--- Begin Data for processing ---

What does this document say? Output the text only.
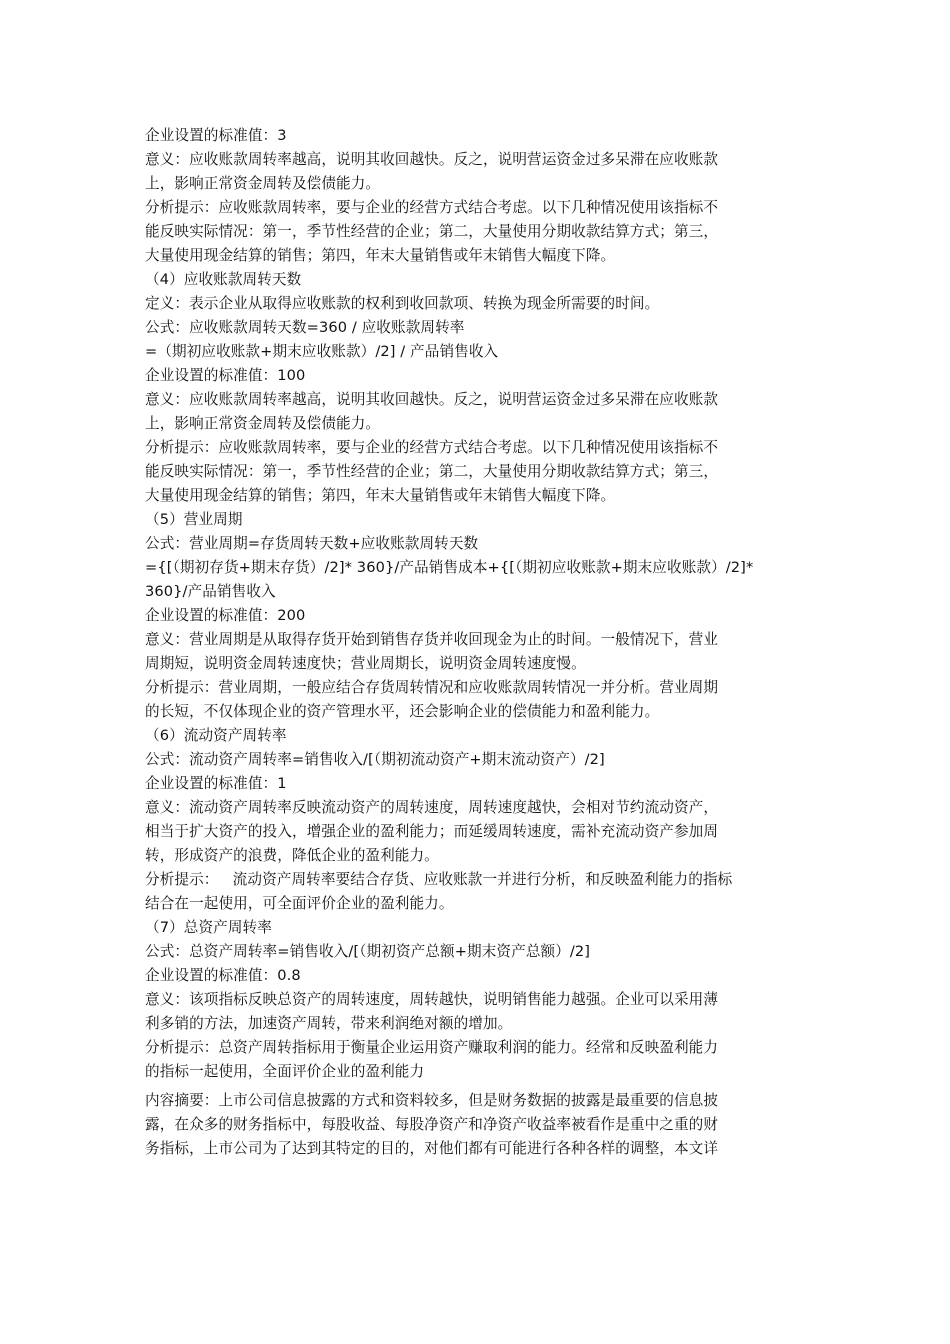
企业设置的标准值：3
意义：应收账款周转率越高，说明其收回越快。反之，说明营运资金过多呆滞在应收账款
上，影响正常资金周转及偿债能力。
分析提示：应收账款周转率，要与企业的经营方式结合考虑。以下几种情况使用该指标不
能反映实际情况：第一，季节性经营的企业；第二，大量使用分期收款结算方式；第三，
大量使用现金结算的销售；第四，年末大量销售或年末销售大幅度下降。
（4）应收账款周转天数
定义：表示企业从取得应收账款的权利到收回款项、转换为现金所需要的时间。
公式：应收账款周转天数=360 / 应收账款周转率
=（期初应收账款+期末应收账款）/2] / 产品销售收入
企业设置的标准值：100
意义：应收账款周转率越高，说明其收回越快。反之，说明营运资金过多呆滞在应收账款
上，影响正常资金周转及偿债能力。
分析提示：应收账款周转率，要与企业的经营方式结合考虑。以下几种情况使用该指标不
能反映实际情况：第一，季节性经营的企业；第二，大量使用分期收款结算方式；第三，
大量使用现金结算的销售；第四，年末大量销售或年末销售大幅度下降。
（5）营业周期
公式：营业周期=存货周转天数+应收账款周转天数
={[（期初存货+期末存货）/2]* 360}/产品销售成本+{[（期初应收账款+期末应收账款）/2]*
360}/产品销售收入
企业设置的标准值：200
意义：营业周期是从取得存货开始到销售存货并收回现金为止的时间。一般情况下，营业
周期短，说明资金周转速度快；营业周期长，说明资金周转速度慢。
分析提示：营业周期，一般应结合存货周转情况和应收账款周转情况一并分析。营业周期
的长短，不仅体现企业的资产管理水平，还会影响企业的偿债能力和盈利能力。
（6）流动资产周转率
公式：流动资产周转率=销售收入/[（期初流动资产+期末流动资产）/2]
企业设置的标准值：1
意义：流动资产周转率反映流动资产的周转速度，周转速度越快，会相对节约流动资产，
相当于扩大资产的投入，增强企业的盈利能力；而延缓周转速度，需补充流动资产参加周
转，形成资产的浪费，降低企业的盈利能力。
分析提示：   流动资产周转率要结合存货、应收账款一并进行分析，和反映盈利能力的指标
结合在一起使用，可全面评价企业的盈利能力。
（7）总资产周转率
公式：总资产周转率=销售收入/[（期初资产总额+期末资产总额）/2]
企业设置的标准值：0.8
意义：该项指标反映总资产的周转速度，周转越快，说明销售能力越强。企业可以采用薄
利多销的方法，加速资产周转，带来利润绝对额的增加。
分析提示：总资产周转指标用于衡量企业运用资产赚取利润的能力。经常和反映盈利能力
的指标一起使用，全面评价企业的盈利能力
内容摘要：上市公司信息披露的方式和资料较多，但是财务数据的披露是最重要的信息披
露，在众多的财务指标中，每股收益、每股净资产和净资产收益率被看作是重中之重的财
务指标，上市公司为了达到其特定的目的，对他们都有可能进行各种各样的调整，本文详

--- End Data for processing ---

### Exercise instructions:
Where a line above contains the word "期末应收账款", copy that line.

### The response:
=（期初应收账款+期末应收账款）/2] / 产品销售收入
={[（期初存货+期末存货）/2]* 360}/产品销售成本+{[（期初应收账款+期末应收账款）/2]*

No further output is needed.